** Start INFORMATION SUPPLIED **

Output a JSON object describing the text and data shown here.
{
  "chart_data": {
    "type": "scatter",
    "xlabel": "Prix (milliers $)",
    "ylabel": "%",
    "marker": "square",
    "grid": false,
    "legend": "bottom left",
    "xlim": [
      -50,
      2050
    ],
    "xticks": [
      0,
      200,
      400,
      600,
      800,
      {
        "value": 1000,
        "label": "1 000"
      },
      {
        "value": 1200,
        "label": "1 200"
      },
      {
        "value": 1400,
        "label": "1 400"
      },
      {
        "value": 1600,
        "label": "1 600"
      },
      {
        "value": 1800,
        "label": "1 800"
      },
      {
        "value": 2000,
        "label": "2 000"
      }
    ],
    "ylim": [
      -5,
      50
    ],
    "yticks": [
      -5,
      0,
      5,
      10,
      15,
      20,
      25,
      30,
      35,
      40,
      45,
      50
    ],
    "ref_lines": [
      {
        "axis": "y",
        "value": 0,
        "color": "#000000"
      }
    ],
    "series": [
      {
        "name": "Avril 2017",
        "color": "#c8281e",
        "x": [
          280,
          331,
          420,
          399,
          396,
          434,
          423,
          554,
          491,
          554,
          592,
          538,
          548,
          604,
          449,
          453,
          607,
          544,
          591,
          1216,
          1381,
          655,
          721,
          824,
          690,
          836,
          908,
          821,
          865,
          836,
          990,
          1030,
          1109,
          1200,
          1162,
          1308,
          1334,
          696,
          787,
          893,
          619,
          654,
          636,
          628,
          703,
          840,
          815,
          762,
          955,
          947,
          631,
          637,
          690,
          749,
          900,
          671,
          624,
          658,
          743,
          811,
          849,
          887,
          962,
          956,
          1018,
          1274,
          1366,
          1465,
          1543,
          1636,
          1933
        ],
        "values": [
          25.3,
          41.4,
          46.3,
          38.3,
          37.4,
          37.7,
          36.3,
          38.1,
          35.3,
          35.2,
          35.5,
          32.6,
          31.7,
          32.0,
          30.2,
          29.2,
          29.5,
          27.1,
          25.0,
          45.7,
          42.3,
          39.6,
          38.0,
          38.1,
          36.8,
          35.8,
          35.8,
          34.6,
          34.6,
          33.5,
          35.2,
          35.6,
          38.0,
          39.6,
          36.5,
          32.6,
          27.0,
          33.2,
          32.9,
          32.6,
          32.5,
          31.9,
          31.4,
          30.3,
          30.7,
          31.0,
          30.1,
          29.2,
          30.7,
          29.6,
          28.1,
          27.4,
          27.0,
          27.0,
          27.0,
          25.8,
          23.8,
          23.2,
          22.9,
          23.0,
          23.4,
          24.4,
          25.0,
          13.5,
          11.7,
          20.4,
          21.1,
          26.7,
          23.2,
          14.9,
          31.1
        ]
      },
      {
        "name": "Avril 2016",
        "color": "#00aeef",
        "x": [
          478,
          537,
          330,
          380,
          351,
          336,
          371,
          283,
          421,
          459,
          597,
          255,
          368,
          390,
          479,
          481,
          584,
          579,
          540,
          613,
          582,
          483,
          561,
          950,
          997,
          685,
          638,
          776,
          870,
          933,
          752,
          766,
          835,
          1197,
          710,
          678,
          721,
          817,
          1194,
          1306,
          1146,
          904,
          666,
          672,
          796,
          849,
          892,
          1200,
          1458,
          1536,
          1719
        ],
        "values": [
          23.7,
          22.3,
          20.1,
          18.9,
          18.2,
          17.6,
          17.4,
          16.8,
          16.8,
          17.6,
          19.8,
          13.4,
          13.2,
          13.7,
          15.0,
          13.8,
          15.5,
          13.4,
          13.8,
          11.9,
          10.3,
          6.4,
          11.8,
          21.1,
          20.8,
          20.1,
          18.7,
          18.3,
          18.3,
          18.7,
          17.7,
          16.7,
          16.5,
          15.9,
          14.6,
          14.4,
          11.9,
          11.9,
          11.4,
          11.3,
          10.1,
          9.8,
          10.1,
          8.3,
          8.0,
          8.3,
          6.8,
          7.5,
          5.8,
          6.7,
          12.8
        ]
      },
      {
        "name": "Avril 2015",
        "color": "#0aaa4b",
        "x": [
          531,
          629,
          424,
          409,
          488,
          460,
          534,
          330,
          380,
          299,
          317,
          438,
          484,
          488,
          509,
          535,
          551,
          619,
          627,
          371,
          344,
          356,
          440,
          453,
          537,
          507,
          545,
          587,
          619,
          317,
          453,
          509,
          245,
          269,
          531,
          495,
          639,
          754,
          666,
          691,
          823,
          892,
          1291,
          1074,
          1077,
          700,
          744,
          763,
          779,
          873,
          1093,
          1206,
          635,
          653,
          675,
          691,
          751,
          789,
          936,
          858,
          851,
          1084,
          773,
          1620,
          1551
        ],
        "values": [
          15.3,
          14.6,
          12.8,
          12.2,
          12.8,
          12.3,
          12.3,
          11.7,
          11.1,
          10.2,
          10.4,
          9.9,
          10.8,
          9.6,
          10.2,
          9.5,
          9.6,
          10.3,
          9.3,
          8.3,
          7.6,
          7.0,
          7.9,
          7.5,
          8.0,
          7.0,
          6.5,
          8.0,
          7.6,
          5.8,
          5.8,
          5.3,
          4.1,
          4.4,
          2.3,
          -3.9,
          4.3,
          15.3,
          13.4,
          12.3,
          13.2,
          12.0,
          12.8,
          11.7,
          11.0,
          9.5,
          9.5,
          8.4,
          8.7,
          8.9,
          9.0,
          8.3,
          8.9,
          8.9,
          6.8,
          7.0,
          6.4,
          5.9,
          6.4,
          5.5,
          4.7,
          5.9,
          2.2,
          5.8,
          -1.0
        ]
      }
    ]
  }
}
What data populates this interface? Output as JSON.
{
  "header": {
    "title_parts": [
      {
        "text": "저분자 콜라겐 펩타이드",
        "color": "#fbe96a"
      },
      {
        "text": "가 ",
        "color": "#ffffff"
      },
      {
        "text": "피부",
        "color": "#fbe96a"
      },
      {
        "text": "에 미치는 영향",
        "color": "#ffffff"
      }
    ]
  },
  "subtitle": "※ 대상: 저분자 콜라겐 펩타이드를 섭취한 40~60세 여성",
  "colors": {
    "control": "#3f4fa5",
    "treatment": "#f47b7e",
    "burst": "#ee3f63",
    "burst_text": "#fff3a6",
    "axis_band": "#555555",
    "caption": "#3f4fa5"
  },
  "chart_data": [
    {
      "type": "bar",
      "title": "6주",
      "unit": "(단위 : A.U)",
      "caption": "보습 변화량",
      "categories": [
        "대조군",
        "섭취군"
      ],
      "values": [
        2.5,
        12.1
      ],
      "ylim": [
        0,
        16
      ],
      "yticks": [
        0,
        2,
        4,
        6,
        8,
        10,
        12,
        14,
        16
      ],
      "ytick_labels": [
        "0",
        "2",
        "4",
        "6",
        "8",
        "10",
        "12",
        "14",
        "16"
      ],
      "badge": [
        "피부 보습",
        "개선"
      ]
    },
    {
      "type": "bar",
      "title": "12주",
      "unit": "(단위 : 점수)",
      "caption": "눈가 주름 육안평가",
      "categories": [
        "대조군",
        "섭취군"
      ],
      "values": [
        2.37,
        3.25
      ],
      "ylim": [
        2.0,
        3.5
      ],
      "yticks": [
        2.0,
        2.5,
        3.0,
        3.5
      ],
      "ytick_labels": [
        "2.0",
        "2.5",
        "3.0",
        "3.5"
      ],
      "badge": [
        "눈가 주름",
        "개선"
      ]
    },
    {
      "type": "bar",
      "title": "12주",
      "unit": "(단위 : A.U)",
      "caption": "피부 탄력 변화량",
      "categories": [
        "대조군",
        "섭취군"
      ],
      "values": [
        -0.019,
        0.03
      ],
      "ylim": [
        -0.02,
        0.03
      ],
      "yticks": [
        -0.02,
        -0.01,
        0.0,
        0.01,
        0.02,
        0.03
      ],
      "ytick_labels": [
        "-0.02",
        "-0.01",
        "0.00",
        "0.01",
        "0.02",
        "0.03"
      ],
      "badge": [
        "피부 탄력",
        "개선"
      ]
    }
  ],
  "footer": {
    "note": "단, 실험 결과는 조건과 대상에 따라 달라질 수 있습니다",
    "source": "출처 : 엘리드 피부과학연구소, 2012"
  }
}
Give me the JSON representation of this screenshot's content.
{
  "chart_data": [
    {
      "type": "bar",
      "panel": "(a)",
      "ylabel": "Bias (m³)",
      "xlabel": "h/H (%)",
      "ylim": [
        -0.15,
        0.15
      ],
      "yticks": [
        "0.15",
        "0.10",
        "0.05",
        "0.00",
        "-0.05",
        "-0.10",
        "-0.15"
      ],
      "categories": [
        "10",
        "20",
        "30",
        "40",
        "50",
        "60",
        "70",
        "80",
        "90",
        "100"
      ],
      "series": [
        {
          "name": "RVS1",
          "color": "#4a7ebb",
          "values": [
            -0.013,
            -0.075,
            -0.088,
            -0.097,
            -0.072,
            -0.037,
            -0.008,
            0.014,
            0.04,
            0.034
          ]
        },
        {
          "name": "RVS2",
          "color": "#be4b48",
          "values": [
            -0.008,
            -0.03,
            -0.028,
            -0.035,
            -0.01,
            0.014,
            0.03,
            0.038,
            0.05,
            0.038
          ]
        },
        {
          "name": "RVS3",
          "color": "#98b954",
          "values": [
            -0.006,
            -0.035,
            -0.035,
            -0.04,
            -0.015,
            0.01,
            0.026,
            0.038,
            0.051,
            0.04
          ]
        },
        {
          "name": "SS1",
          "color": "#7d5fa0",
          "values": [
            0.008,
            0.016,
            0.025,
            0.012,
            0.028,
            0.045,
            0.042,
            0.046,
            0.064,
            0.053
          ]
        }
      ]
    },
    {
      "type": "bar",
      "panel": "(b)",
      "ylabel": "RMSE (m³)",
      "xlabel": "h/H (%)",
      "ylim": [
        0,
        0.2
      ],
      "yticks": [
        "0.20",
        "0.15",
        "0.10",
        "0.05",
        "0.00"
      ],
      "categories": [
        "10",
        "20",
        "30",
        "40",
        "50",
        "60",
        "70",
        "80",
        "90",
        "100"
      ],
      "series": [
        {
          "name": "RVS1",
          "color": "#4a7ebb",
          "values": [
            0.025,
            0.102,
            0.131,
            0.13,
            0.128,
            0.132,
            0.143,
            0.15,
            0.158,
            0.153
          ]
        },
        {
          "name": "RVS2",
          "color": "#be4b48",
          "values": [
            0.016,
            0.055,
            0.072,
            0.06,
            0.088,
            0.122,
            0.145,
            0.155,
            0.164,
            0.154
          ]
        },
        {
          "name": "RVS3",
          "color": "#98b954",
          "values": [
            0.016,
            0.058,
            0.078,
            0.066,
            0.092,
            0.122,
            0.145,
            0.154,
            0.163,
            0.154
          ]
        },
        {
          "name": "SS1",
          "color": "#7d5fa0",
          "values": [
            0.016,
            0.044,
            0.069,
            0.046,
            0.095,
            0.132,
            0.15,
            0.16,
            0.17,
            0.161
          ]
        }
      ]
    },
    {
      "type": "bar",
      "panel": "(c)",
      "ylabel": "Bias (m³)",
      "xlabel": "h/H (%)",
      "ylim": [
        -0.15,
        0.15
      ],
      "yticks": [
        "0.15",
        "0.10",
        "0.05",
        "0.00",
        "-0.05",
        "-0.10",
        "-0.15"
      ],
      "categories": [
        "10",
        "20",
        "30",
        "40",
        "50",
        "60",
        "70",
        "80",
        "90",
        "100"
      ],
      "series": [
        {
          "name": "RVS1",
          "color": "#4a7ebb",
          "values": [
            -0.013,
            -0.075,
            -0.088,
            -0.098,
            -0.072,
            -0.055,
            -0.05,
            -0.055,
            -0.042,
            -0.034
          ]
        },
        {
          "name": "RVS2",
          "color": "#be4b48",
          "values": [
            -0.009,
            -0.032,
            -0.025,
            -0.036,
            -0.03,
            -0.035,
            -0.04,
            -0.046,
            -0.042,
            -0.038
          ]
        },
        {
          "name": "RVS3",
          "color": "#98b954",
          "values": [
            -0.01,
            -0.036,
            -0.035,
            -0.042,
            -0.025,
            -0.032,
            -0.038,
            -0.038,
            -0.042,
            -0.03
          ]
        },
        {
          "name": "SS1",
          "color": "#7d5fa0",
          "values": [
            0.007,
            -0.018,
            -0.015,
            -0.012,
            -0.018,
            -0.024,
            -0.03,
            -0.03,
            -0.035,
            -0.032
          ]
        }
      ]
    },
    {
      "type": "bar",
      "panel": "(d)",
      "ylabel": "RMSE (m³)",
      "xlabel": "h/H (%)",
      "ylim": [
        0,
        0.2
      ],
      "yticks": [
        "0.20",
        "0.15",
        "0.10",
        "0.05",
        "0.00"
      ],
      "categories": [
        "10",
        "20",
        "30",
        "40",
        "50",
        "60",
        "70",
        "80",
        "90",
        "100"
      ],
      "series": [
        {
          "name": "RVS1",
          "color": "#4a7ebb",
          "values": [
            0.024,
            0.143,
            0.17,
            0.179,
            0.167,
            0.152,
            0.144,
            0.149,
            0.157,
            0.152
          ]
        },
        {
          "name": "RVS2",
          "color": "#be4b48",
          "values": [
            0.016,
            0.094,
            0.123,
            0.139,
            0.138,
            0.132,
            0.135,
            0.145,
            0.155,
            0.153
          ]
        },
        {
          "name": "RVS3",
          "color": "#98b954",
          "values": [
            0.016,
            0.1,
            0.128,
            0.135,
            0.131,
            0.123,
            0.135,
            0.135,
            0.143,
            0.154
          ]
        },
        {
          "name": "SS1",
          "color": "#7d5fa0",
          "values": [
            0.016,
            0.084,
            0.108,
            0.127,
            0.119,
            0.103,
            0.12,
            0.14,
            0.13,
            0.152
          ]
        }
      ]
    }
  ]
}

** End INFORMATION SUPPLIED **

(WRITTEN PROBLEM): Looking at the records above, count the lines where the word "Output" appears. State only the number.

(RESPONSE FOR THIS EXERCISE): 2